## Exercise directions
Return every line below as is, leaving out the pictures.

## Begin Supplied information

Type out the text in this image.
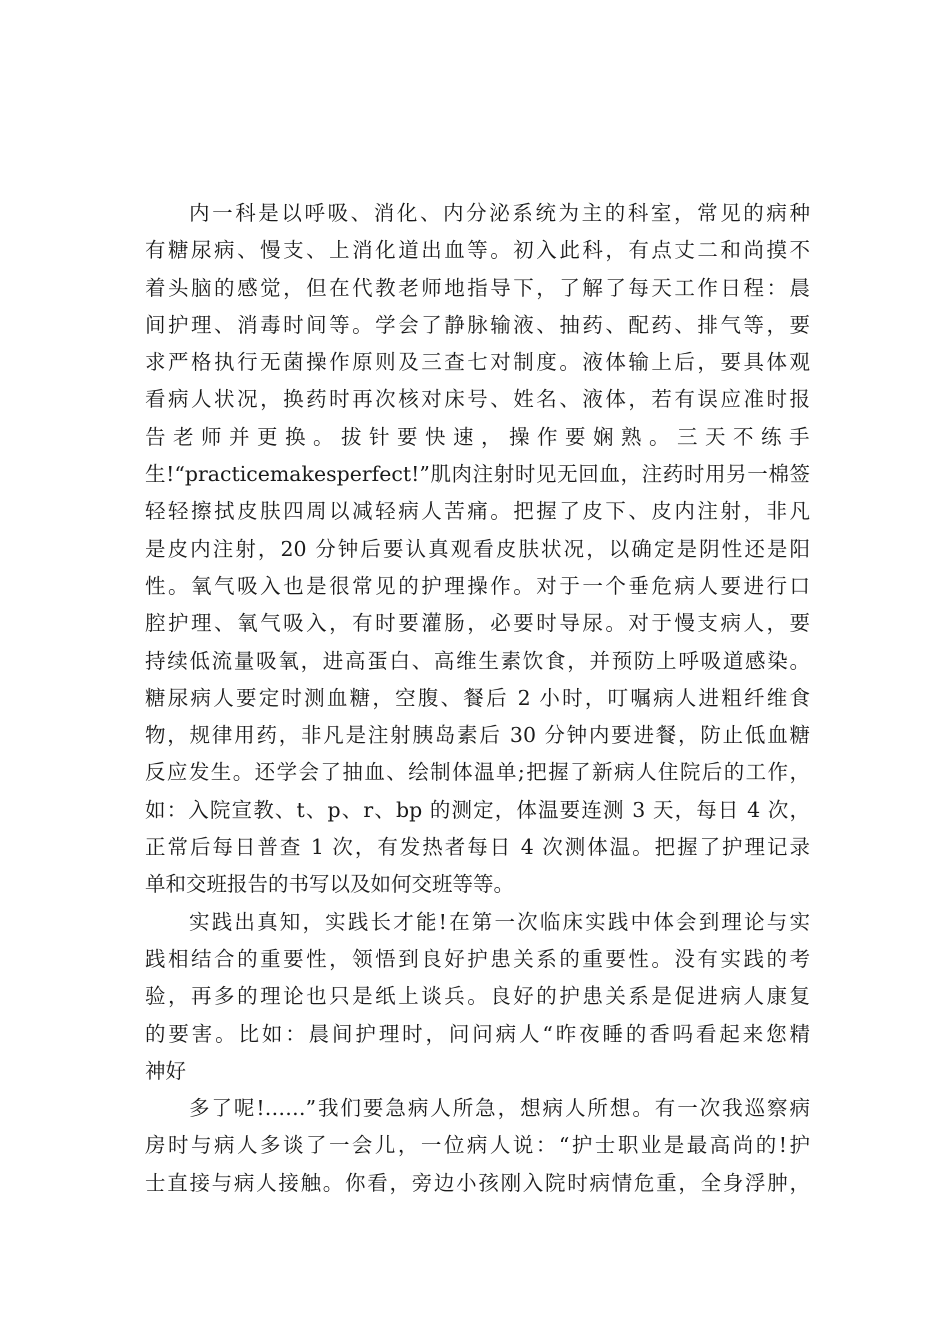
内一科是以呼吸、消化、内分泌系统为主的科室，常见的病种
有糖尿病、慢支、上消化道出血等。初入此科，有点丈二和尚摸不
着头脑的感觉，但在代教老师地指导下，了解了每天工作日程：晨
间护理、消毒时间等。学会了静脉输液、抽药、配药、排气等，要
求严格执行无菌操作原则及三查七对制度。液体输上后，要具体观
看病人状况，换药时再次核对床号、姓名、液体，若有误应准时报
告老师并更换。拔针要快速，操作要娴熟。三天不练手
生!“practicemakesperfect!”肌肉注射时见无回血，注药时用另一棉签
轻轻擦拭皮肤四周以减轻病人苦痛。把握了皮下、皮内注射，非凡
是皮内注射，20 分钟后要认真观看皮肤状况，以确定是阴性还是阳
性。氧气吸入也是很常见的护理操作。对于一个垂危病人要进行口
腔护理、氧气吸入，有时要灌肠，必要时导尿。对于慢支病人，要
持续低流量吸氧，进高蛋白、高维生素饮食，并预防上呼吸道感染。
糖尿病人要定时测血糖，空腹、餐后 2 小时，叮嘱病人进粗纤维食
物，规律用药，非凡是注射胰岛素后 30 分钟内要进餐，防止低血糖
反应发生。还学会了抽血、绘制体温单;把握了新病人住院后的工作，
如：入院宣教、t、p、r、bp 的测定，体温要连测 3 天，每日 4 次，
正常后每日普查 1 次，有发热者每日 4 次测体温。把握了护理记录
单和交班报告的书写以及如何交班等等。
实践出真知，实践长才能!在第一次临床实践中体会到理论与实
践相结合的重要性，领悟到良好护患关系的重要性。没有实践的考
验，再多的理论也只是纸上谈兵。良好的护患关系是促进病人康复
的要害。比如：晨间护理时，问问病人“昨夜睡的香吗看起来您精
神好
多了呢!……”我们要急病人所急，想病人所想。有一次我巡察病
房时与病人多谈了一会儿，一位病人说：“护士职业是最高尚的!护
士直接与病人接触。你看，旁边小孩刚入院时病情危重，全身浮肿，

## End Supplied information

## Finished answer
Type out the text in this image.
内一科是以呼吸、消化、内分泌系统为主的科室，常见的病种
有糖尿病、慢支、上消化道出血等。初入此科，有点丈二和尚摸不
着头脑的感觉，但在代教老师地指导下，了解了每天工作日程：晨
间护理、消毒时间等。学会了静脉输液、抽药、配药、排气等，要
求严格执行无菌操作原则及三查七对制度。液体输上后，要具体观
看病人状况，换药时再次核对床号、姓名、液体，若有误应准时报
告老师并更换。拔针要快速，操作要娴熟。三天不练手
生!“practicemakesperfect!”肌肉注射时见无回血，注药时用另一棉签
轻轻擦拭皮肤四周以减轻病人苦痛。把握了皮下、皮内注射，非凡
是皮内注射，20 分钟后要认真观看皮肤状况，以确定是阴性还是阳
性。氧气吸入也是很常见的护理操作。对于一个垂危病人要进行口
腔护理、氧气吸入，有时要灌肠，必要时导尿。对于慢支病人，要
持续低流量吸氧，进高蛋白、高维生素饮食，并预防上呼吸道感染。
糖尿病人要定时测血糖，空腹、餐后 2 小时，叮嘱病人进粗纤维食
物，规律用药，非凡是注射胰岛素后 30 分钟内要进餐，防止低血糖
反应发生。还学会了抽血、绘制体温单;把握了新病人住院后的工作，
如：入院宣教、t、p、r、bp 的测定，体温要连测 3 天，每日 4 次，
正常后每日普查 1 次，有发热者每日 4 次测体温。把握了护理记录
单和交班报告的书写以及如何交班等等。
实践出真知，实践长才能!在第一次临床实践中体会到理论与实
践相结合的重要性，领悟到良好护患关系的重要性。没有实践的考
验，再多的理论也只是纸上谈兵。良好的护患关系是促进病人康复
的要害。比如：晨间护理时，问问病人“昨夜睡的香吗看起来您精
神好
多了呢!……”我们要急病人所急，想病人所想。有一次我巡察病
房时与病人多谈了一会儿，一位病人说：“护士职业是最高尚的!护
士直接与病人接触。你看，旁边小孩刚入院时病情危重，全身浮肿，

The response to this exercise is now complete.